═════ Input records ═════

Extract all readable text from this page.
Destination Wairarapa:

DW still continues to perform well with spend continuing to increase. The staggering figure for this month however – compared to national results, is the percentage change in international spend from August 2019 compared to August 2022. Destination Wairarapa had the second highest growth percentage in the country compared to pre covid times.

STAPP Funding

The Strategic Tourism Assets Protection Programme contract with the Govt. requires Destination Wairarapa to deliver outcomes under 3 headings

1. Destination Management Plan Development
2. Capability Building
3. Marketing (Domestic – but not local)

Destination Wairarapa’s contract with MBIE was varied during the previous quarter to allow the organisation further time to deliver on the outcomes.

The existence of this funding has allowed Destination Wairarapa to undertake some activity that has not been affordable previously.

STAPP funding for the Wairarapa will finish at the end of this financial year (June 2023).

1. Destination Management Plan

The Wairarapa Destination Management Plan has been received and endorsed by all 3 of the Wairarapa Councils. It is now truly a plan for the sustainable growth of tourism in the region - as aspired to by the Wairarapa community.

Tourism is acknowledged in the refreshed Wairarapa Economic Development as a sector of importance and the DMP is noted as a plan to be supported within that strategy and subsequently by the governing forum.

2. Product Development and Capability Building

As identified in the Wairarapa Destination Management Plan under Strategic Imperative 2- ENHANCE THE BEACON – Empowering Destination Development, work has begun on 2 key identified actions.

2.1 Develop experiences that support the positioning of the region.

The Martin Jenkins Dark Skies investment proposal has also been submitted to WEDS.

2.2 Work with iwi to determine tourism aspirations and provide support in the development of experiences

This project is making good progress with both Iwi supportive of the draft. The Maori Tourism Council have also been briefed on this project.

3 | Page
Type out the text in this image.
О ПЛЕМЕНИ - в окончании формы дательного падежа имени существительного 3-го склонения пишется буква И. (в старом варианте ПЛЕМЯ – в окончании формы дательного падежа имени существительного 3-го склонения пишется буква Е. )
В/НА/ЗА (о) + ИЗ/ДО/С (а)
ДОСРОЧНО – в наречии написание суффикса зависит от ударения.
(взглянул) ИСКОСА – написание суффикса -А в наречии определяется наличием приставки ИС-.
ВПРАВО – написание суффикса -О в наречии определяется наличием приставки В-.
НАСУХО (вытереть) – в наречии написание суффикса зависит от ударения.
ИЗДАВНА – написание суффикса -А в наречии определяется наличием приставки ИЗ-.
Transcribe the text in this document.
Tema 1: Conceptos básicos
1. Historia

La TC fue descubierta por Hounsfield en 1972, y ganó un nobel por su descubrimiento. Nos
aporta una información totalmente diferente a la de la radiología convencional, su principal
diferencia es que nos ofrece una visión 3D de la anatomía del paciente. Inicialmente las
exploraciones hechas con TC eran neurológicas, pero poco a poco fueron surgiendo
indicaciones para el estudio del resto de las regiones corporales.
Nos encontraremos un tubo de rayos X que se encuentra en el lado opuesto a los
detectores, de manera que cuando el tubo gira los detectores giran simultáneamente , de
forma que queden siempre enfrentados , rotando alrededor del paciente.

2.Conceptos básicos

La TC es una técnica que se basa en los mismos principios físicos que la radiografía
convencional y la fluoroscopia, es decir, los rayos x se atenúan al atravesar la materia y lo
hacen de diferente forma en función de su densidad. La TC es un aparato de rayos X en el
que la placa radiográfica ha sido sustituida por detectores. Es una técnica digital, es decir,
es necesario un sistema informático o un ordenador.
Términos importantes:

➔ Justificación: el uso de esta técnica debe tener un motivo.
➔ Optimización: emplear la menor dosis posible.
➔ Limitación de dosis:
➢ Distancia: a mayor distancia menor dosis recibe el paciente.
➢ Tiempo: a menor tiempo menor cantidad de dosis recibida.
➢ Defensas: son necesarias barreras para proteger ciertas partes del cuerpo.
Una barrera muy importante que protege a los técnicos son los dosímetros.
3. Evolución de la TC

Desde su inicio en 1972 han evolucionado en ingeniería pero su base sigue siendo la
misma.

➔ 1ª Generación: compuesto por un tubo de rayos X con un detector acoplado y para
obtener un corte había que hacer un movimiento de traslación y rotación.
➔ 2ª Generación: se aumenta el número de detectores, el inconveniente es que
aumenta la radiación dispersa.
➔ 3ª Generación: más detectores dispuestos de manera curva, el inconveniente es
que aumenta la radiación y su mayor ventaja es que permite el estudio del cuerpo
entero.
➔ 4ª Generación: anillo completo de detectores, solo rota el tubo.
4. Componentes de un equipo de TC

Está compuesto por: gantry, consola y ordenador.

═════

What is asked
Print the material verbatim, all of it.

Exercise output
Extract all readable text from this page.
Destination Wairarapa:

DW still continues to perform well with spend continuing to increase. The staggering figure for this month however – compared to national results, is the percentage change in international spend from August 2019 compared to August 2022. Destination Wairarapa had the second highest growth percentage in the country compared to pre covid times.

STAPP Funding

The Strategic Tourism Assets Protection Programme contract with the Govt. requires Destination Wairarapa to deliver outcomes under 3 headings

1. Destination Management Plan Development
2. Capability Building
3. Marketing (Domestic – but not local)

Destination Wairarapa’s contract with MBIE was varied during the previous quarter to allow the organisation further time to deliver on the outcomes.

The existence of this funding has allowed Destination Wairarapa to undertake some activity that has not been affordable previously.

STAPP funding for the Wairarapa will finish at the end of this financial year (June 2023).

1. Destination Management Plan

The Wairarapa Destination Management Plan has been received and endorsed by all 3 of the Wairarapa Councils. It is now truly a plan for the sustainable growth of tourism in the region - as aspired to by the Wairarapa community.

Tourism is acknowledged in the refreshed Wairarapa Economic Development as a sector of importance and the DMP is noted as a plan to be supported within that strategy and subsequently by the governing forum.

2. Product Development and Capability Building

As identified in the Wairarapa Destination Management Plan under Strategic Imperative 2- ENHANCE THE BEACON – Empowering Destination Development, work has begun on 2 key identified actions.

2.1 Develop experiences that support the positioning of the region.

The Martin Jenkins Dark Skies investment proposal has also been submitted to WEDS.

2.2 Work with iwi to determine tourism aspirations and provide support in the development of experiences

This project is making good progress with both Iwi supportive of the draft. The Maori Tourism Council have also been briefed on this project.

3 | Page
Type out the text in this image.
О ПЛЕМЕНИ - в окончании формы дательного падежа имени существительного 3-го склонения пишется буква И. (в старом варианте ПЛЕМЯ – в окончании формы дательного падежа имени существительного 3-го склонения пишется буква Е. )
В/НА/ЗА (о) + ИЗ/ДО/С (а)
ДОСРОЧНО – в наречии написание суффикса зависит от ударения.
(взглянул) ИСКОСА – написание суффикса -А в наречии определяется наличием приставки ИС-.
ВПРАВО – написание суффикса -О в наречии определяется наличием приставки В-.
НАСУХО (вытереть) – в наречии написание суффикса зависит от ударения.
ИЗДАВНА – написание суффикса -А в наречии определяется наличием приставки ИЗ-.
Transcribe the text in this document.
Tema 1: Conceptos básicos
1. Historia

La TC fue descubierta por Hounsfield en 1972, y ganó un nobel por su descubrimiento. Nos
aporta una información totalmente diferente a la de la radiología convencional, su principal
diferencia es que nos ofrece una visión 3D de la anatomía del paciente. Inicialmente las
exploraciones hechas con TC eran neurológicas, pero poco a poco fueron surgiendo
indicaciones para el estudio del resto de las regiones corporales.
Nos encontraremos un tubo de rayos X que se encuentra en el lado opuesto a los
detectores, de manera que cuando el tubo gira los detectores giran simultáneamente , de
forma que queden siempre enfrentados , rotando alrededor del paciente.

2.Conceptos básicos

La TC es una técnica que se basa en los mismos principios físicos que la radiografía
convencional y la fluoroscopia, es decir, los rayos x se atenúan al atravesar la materia y lo
hacen de diferente forma en función de su densidad. La TC es un aparato de rayos X en el
que la placa radiográfica ha sido sustituida por detectores. Es una técnica digital, es decir,
es necesario un sistema informático o un ordenador.
Términos importantes:

➔ Justificación: el uso de esta técnica debe tener un motivo.
➔ Optimización: emplear la menor dosis posible.
➔ Limitación de dosis:
➢ Distancia: a mayor distancia menor dosis recibe el paciente.
➢ Tiempo: a menor tiempo menor cantidad de dosis recibida.
➢ Defensas: son necesarias barreras para proteger ciertas partes del cuerpo.
Una barrera muy importante que protege a los técnicos son los dosímetros.
3. Evolución de la TC

Desde su inicio en 1972 han evolucionado en ingeniería pero su base sigue siendo la
misma.

➔ 1ª Generación: compuesto por un tubo de rayos X con un detector acoplado y para
obtener un corte había que hacer un movimiento de traslación y rotación.
➔ 2ª Generación: se aumenta el número de detectores, el inconveniente es que
aumenta la radiación dispersa.
➔ 3ª Generación: más detectores dispuestos de manera curva, el inconveniente es
que aumenta la radiación y su mayor ventaja es que permite el estudio del cuerpo
entero.
➔ 4ª Generación: anillo completo de detectores, solo rota el tubo.
4. Componentes de un equipo de TC

Está compuesto por: gantry, consola y ordenador.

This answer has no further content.